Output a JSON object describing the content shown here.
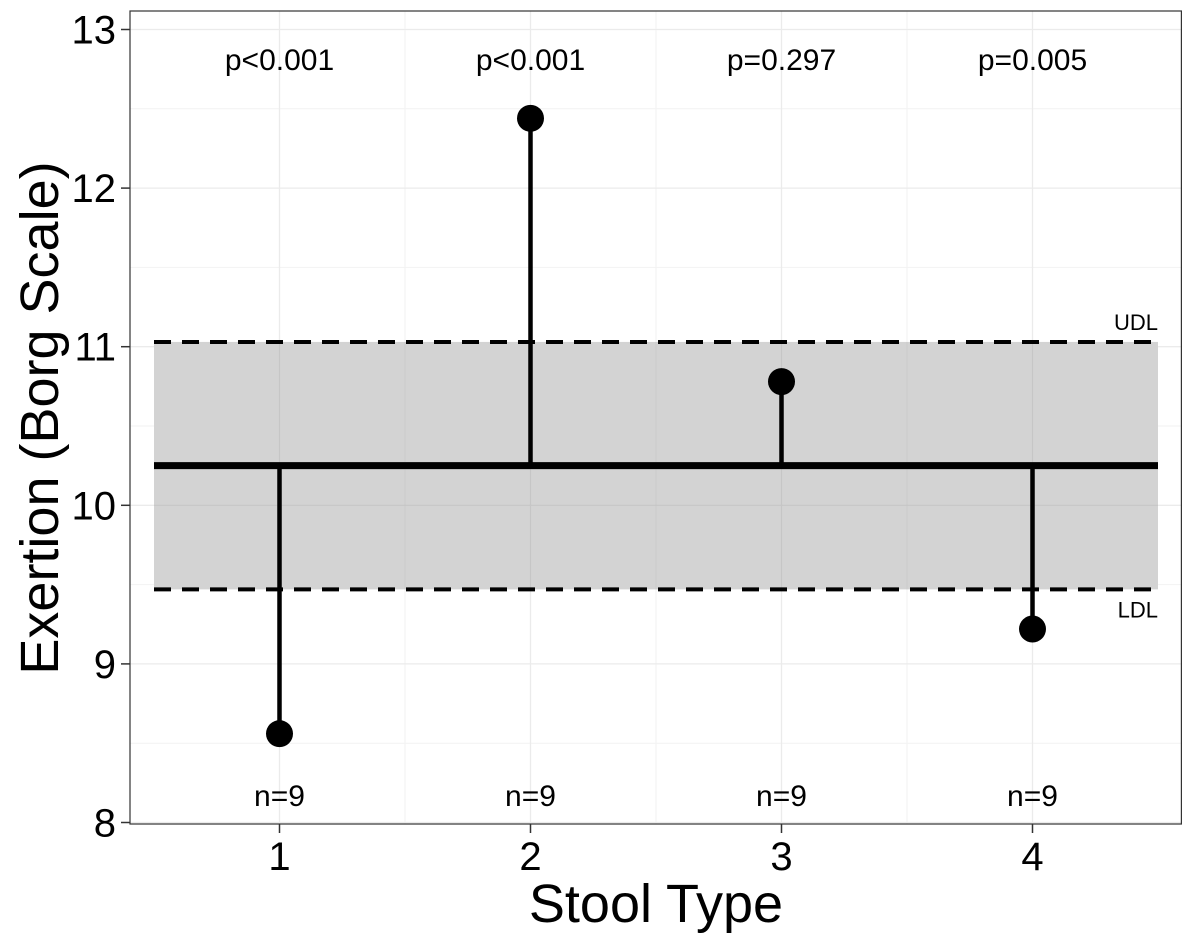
{
  "chart_data": {
    "type": "scatter",
    "subtype": "analysis-of-means lollipop",
    "xlabel": "Stool Type",
    "ylabel": "Exertion (Borg Scale)",
    "categories": [
      "1",
      "2",
      "3",
      "4"
    ],
    "values": [
      8.56,
      12.44,
      10.78,
      9.22
    ],
    "center_line": 10.25,
    "upper_limit": {
      "label": "UDL",
      "value": 11.03
    },
    "lower_limit": {
      "label": "LDL",
      "value": 9.47
    },
    "p_values": [
      "p<0.001",
      "p<0.001",
      "p=0.297",
      "p=0.005"
    ],
    "n_labels": [
      "n=9",
      "n=9",
      "n=9",
      "n=9"
    ],
    "ylim": [
      8,
      13
    ],
    "xlim": [
      0.5,
      4.5
    ],
    "y_ticks": [
      "8",
      "9",
      "10",
      "11",
      "12",
      "13"
    ],
    "grid": true,
    "shaded_band_color": "#d3d3d3",
    "line_color": "#000000",
    "grid_color": "#ebebeb"
  }
}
------------
= Directions =
Print the whole listing above once more, word for word, without its pictures.

= Final result =
Output a JSON object describing the content shown here.
{
  "chart_data": {
    "type": "scatter",
    "subtype": "analysis-of-means lollipop",
    "xlabel": "Stool Type",
    "ylabel": "Exertion (Borg Scale)",
    "categories": [
      "1",
      "2",
      "3",
      "4"
    ],
    "values": [
      8.56,
      12.44,
      10.78,
      9.22
    ],
    "center_line": 10.25,
    "upper_limit": {
      "label": "UDL",
      "value": 11.03
    },
    "lower_limit": {
      "label": "LDL",
      "value": 9.47
    },
    "p_values": [
      "p<0.001",
      "p<0.001",
      "p=0.297",
      "p=0.005"
    ],
    "n_labels": [
      "n=9",
      "n=9",
      "n=9",
      "n=9"
    ],
    "ylim": [
      8,
      13
    ],
    "xlim": [
      0.5,
      4.5
    ],
    "y_ticks": [
      "8",
      "9",
      "10",
      "11",
      "12",
      "13"
    ],
    "grid": true,
    "shaded_band_color": "#d3d3d3",
    "line_color": "#000000",
    "grid_color": "#ebebeb"
  }
}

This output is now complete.